(REQUIRED WORK)
Reproduce all of the material word for word.

(LISTING)
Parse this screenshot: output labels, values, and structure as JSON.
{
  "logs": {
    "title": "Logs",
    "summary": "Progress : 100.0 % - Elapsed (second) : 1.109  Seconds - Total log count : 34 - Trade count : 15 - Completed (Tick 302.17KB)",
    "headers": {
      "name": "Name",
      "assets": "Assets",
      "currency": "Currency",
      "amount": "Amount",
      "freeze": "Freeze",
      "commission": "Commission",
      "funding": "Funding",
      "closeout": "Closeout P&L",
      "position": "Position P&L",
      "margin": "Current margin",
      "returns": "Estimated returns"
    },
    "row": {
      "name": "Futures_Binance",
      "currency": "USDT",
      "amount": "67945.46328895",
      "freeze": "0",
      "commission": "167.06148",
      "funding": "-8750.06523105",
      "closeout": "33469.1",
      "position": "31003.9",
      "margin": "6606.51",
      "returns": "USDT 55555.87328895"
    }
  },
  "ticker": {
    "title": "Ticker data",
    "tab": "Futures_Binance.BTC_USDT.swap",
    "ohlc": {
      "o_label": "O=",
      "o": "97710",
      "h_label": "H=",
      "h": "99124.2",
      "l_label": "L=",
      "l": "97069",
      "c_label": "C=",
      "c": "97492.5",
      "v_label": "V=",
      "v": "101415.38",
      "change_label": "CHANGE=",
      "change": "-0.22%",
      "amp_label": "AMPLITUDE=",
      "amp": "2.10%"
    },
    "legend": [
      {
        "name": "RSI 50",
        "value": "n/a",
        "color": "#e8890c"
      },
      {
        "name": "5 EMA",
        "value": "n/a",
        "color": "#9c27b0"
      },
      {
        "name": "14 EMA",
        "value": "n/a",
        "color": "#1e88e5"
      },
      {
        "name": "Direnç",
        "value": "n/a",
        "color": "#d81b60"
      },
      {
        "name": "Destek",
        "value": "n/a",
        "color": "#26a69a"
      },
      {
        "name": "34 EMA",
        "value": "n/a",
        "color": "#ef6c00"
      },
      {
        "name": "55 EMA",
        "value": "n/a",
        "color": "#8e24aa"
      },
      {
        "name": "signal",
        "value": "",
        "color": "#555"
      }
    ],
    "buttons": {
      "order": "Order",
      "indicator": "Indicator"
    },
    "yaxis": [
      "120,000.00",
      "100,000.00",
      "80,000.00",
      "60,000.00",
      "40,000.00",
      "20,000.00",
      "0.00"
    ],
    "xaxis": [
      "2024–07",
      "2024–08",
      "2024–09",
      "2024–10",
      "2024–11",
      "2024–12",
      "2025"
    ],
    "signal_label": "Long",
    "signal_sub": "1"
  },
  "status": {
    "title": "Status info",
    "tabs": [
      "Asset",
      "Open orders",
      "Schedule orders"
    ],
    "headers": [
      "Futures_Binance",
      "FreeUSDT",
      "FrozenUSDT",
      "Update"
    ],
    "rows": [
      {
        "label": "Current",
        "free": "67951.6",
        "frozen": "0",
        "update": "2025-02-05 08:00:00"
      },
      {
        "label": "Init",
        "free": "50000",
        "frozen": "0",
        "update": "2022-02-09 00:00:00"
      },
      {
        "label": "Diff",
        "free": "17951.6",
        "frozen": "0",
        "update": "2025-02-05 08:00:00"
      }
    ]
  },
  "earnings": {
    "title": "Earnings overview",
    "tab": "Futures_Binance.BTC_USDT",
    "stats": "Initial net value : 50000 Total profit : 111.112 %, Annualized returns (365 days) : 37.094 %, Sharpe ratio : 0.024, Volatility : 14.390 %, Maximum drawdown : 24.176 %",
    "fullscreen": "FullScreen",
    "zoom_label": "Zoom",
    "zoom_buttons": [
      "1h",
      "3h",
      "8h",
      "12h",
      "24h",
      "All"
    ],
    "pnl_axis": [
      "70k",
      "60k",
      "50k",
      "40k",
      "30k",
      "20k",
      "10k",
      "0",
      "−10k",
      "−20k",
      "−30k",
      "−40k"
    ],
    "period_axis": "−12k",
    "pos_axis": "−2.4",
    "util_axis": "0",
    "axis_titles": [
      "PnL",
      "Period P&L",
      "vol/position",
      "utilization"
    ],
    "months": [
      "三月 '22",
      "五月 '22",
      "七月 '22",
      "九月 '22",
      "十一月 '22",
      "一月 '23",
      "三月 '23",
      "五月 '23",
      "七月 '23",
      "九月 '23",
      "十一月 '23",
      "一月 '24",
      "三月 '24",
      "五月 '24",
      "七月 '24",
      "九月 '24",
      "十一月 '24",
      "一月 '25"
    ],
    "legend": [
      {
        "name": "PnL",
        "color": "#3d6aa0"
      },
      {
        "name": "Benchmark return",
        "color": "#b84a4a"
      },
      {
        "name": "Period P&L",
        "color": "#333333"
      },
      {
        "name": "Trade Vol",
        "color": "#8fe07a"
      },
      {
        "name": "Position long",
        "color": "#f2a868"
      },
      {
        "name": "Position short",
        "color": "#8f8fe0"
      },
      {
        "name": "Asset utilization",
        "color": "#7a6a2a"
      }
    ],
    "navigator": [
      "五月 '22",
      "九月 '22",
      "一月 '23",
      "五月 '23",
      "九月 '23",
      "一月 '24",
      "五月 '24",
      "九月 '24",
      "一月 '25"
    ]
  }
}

(THE OUTPUT)
Parse this screenshot: output labels, values, and structure as JSON.
{
  "logs": {
    "title": "Logs",
    "summary": "Progress : 100.0 % - Elapsed (second) : 1.109  Seconds - Total log count : 34 - Trade count : 15 - Completed (Tick 302.17KB)",
    "headers": {
      "name": "Name",
      "assets": "Assets",
      "currency": "Currency",
      "amount": "Amount",
      "freeze": "Freeze",
      "commission": "Commission",
      "funding": "Funding",
      "closeout": "Closeout P&L",
      "position": "Position P&L",
      "margin": "Current margin",
      "returns": "Estimated returns"
    },
    "row": {
      "name": "Futures_Binance",
      "currency": "USDT",
      "amount": "67945.46328895",
      "freeze": "0",
      "commission": "167.06148",
      "funding": "-8750.06523105",
      "closeout": "33469.1",
      "position": "31003.9",
      "margin": "6606.51",
      "returns": "USDT 55555.87328895"
    }
  },
  "ticker": {
    "title": "Ticker data",
    "tab": "Futures_Binance.BTC_USDT.swap",
    "ohlc": {
      "o_label": "O=",
      "o": "97710",
      "h_label": "H=",
      "h": "99124.2",
      "l_label": "L=",
      "l": "97069",
      "c_label": "C=",
      "c": "97492.5",
      "v_label": "V=",
      "v": "101415.38",
      "change_label": "CHANGE=",
      "change": "-0.22%",
      "amp_label": "AMPLITUDE=",
      "amp": "2.10%"
    },
    "legend": [
      {
        "name": "RSI 50",
        "value": "n/a",
        "color": "#e8890c"
      },
      {
        "name": "5 EMA",
        "value": "n/a",
        "color": "#9c27b0"
      },
      {
        "name": "14 EMA",
        "value": "n/a",
        "color": "#1e88e5"
      },
      {
        "name": "Direnç",
        "value": "n/a",
        "color": "#d81b60"
      },
      {
        "name": "Destek",
        "value": "n/a",
        "color": "#26a69a"
      },
      {
        "name": "34 EMA",
        "value": "n/a",
        "color": "#ef6c00"
      },
      {
        "name": "55 EMA",
        "value": "n/a",
        "color": "#8e24aa"
      },
      {
        "name": "signal",
        "value": "",
        "color": "#555"
      }
    ],
    "buttons": {
      "order": "Order",
      "indicator": "Indicator"
    },
    "yaxis": [
      "120,000.00",
      "100,000.00",
      "80,000.00",
      "60,000.00",
      "40,000.00",
      "20,000.00",
      "0.00"
    ],
    "xaxis": [
      "2024–07",
      "2024–08",
      "2024–09",
      "2024–10",
      "2024–11",
      "2024–12",
      "2025"
    ],
    "signal_label": "Long",
    "signal_sub": "1"
  },
  "status": {
    "title": "Status info",
    "tabs": [
      "Asset",
      "Open orders",
      "Schedule orders"
    ],
    "headers": [
      "Futures_Binance",
      "FreeUSDT",
      "FrozenUSDT",
      "Update"
    ],
    "rows": [
      {
        "label": "Current",
        "free": "67951.6",
        "frozen": "0",
        "update": "2025-02-05 08:00:00"
      },
      {
        "label": "Init",
        "free": "50000",
        "frozen": "0",
        "update": "2022-02-09 00:00:00"
      },
      {
        "label": "Diff",
        "free": "17951.6",
        "frozen": "0",
        "update": "2025-02-05 08:00:00"
      }
    ]
  },
  "earnings": {
    "title": "Earnings overview",
    "tab": "Futures_Binance.BTC_USDT",
    "stats": "Initial net value : 50000 Total profit : 111.112 %, Annualized returns (365 days) : 37.094 %, Sharpe ratio : 0.024, Volatility : 14.390 %, Maximum drawdown : 24.176 %",
    "fullscreen": "FullScreen",
    "zoom_label": "Zoom",
    "zoom_buttons": [
      "1h",
      "3h",
      "8h",
      "12h",
      "24h",
      "All"
    ],
    "pnl_axis": [
      "70k",
      "60k",
      "50k",
      "40k",
      "30k",
      "20k",
      "10k",
      "0",
      "−10k",
      "−20k",
      "−30k",
      "−40k"
    ],
    "period_axis": "−12k",
    "pos_axis": "−2.4",
    "util_axis": "0",
    "axis_titles": [
      "PnL",
      "Period P&L",
      "vol/position",
      "utilization"
    ],
    "months": [
      "三月 '22",
      "五月 '22",
      "七月 '22",
      "九月 '22",
      "十一月 '22",
      "一月 '23",
      "三月 '23",
      "五月 '23",
      "七月 '23",
      "九月 '23",
      "十一月 '23",
      "一月 '24",
      "三月 '24",
      "五月 '24",
      "七月 '24",
      "九月 '24",
      "十一月 '24",
      "一月 '25"
    ],
    "legend": [
      {
        "name": "PnL",
        "color": "#3d6aa0"
      },
      {
        "name": "Benchmark return",
        "color": "#b84a4a"
      },
      {
        "name": "Period P&L",
        "color": "#333333"
      },
      {
        "name": "Trade Vol",
        "color": "#8fe07a"
      },
      {
        "name": "Position long",
        "color": "#f2a868"
      },
      {
        "name": "Position short",
        "color": "#8f8fe0"
      },
      {
        "name": "Asset utilization",
        "color": "#7a6a2a"
      }
    ],
    "navigator": [
      "五月 '22",
      "九月 '22",
      "一月 '23",
      "五月 '23",
      "九月 '23",
      "一月 '24",
      "五月 '24",
      "九月 '24",
      "一月 '25"
    ]
  }
}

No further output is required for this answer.